* _INSTRUCTIONS TO FOLLOW_
Drop every picture and give the entries back exactly.

* _AVAILABLE DATA_
— BEGIN —

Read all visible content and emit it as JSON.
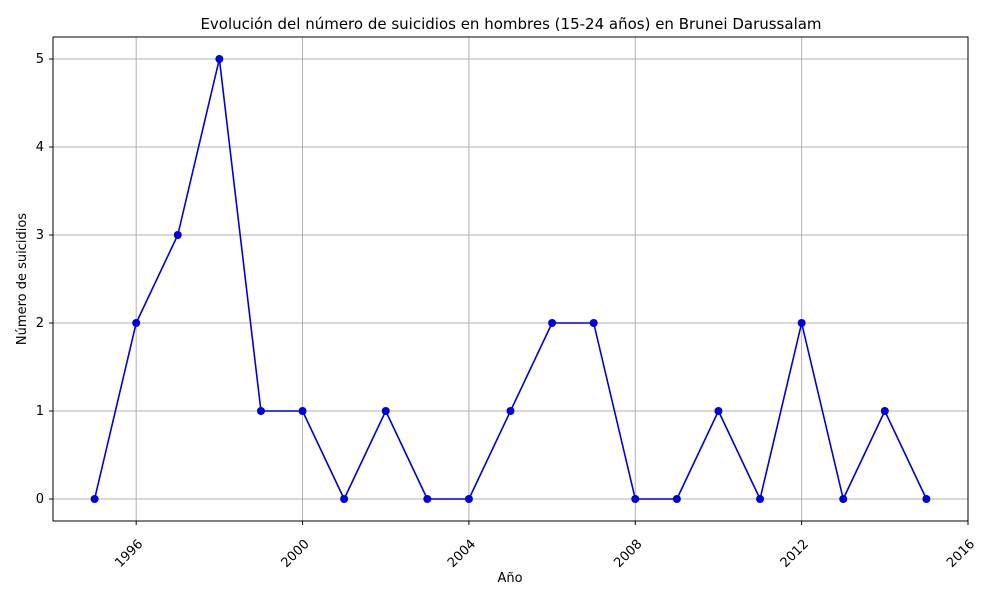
{
  "chart_data": {
    "type": "line",
    "title": "Evolución del número de suicidios en hombres (15-24 años) en Brunei Darussalam",
    "xlabel": "Año",
    "ylabel": "Número de suicidios",
    "x_ticks": [
      "1996",
      "2000",
      "2004",
      "2008",
      "2012",
      "2016"
    ],
    "y_ticks": [
      "0",
      "1",
      "2",
      "3",
      "4",
      "5"
    ],
    "xlim": [
      1994,
      2016
    ],
    "ylim": [
      -0.25,
      5.25
    ],
    "grid": true,
    "series": [
      {
        "color": "#0000dd",
        "marker": "circle",
        "x": [
          1995,
          1996,
          1997,
          1998,
          1999,
          2000,
          2001,
          2002,
          2003,
          2004,
          2005,
          2006,
          2007,
          2008,
          2009,
          2010,
          2011,
          2012,
          2013,
          2014,
          2015
        ],
        "y": [
          0,
          2,
          3,
          5,
          1,
          1,
          0,
          1,
          0,
          0,
          1,
          2,
          2,
          0,
          0,
          1,
          0,
          2,
          0,
          1,
          0
        ]
      }
    ]
  }
}
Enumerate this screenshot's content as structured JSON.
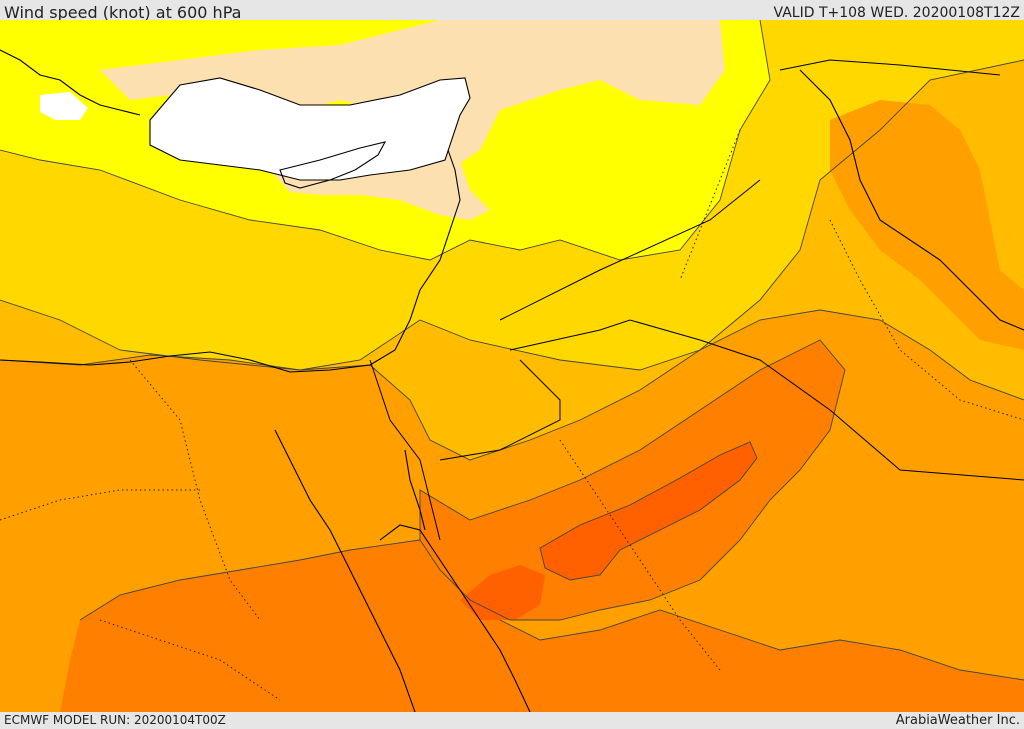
{
  "header": {
    "title": "Wind speed (knot) at 600 hPa",
    "valid": "VALID T+108 WED. 20200108T12Z"
  },
  "footer": {
    "model_run": "ECMWF MODEL RUN: 20200104T00Z",
    "credit": "ArabiaWeather Inc."
  },
  "colors": {
    "sea": "#ffffff",
    "pale": "#fde0b0",
    "yellow": "#ffff00",
    "gold": "#ffd800",
    "amber": "#ffbc00",
    "orange": "#ffa000",
    "dark_orange": "#ff8000",
    "deep_orange": "#ff6000",
    "boundary": "#000000"
  }
}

— END —

* _EXERCISE ANSWER_
Read all visible content and emit it as JSON.
{
  "chart_data": {
    "type": "line",
    "title": "Evolución del número de suicidios en hombres (15-24 años) en Brunei Darussalam",
    "xlabel": "Año",
    "ylabel": "Número de suicidios",
    "x_ticks": [
      "1996",
      "2000",
      "2004",
      "2008",
      "2012",
      "2016"
    ],
    "y_ticks": [
      "0",
      "1",
      "2",
      "3",
      "4",
      "5"
    ],
    "xlim": [
      1994,
      2016
    ],
    "ylim": [
      -0.25,
      5.25
    ],
    "grid": true,
    "series": [
      {
        "color": "#0000dd",
        "marker": "circle",
        "x": [
          1995,
          1996,
          1997,
          1998,
          1999,
          2000,
          2001,
          2002,
          2003,
          2004,
          2005,
          2006,
          2007,
          2008,
          2009,
          2010,
          2011,
          2012,
          2013,
          2014,
          2015
        ],
        "y": [
          0,
          2,
          3,
          5,
          1,
          1,
          0,
          1,
          0,
          0,
          1,
          2,
          2,
          0,
          0,
          1,
          0,
          2,
          0,
          1,
          0
        ]
      }
    ]
  }
}
Enumerate this screenshot's content as structured JSON.
{
  "header": {
    "title": "Wind speed (knot) at 600 hPa",
    "valid": "VALID T+108 WED. 20200108T12Z"
  },
  "footer": {
    "model_run": "ECMWF MODEL RUN: 20200104T00Z",
    "credit": "ArabiaWeather Inc."
  },
  "colors": {
    "sea": "#ffffff",
    "pale": "#fde0b0",
    "yellow": "#ffff00",
    "gold": "#ffd800",
    "amber": "#ffbc00",
    "orange": "#ffa000",
    "dark_orange": "#ff8000",
    "deep_orange": "#ff6000",
    "boundary": "#000000"
  }
}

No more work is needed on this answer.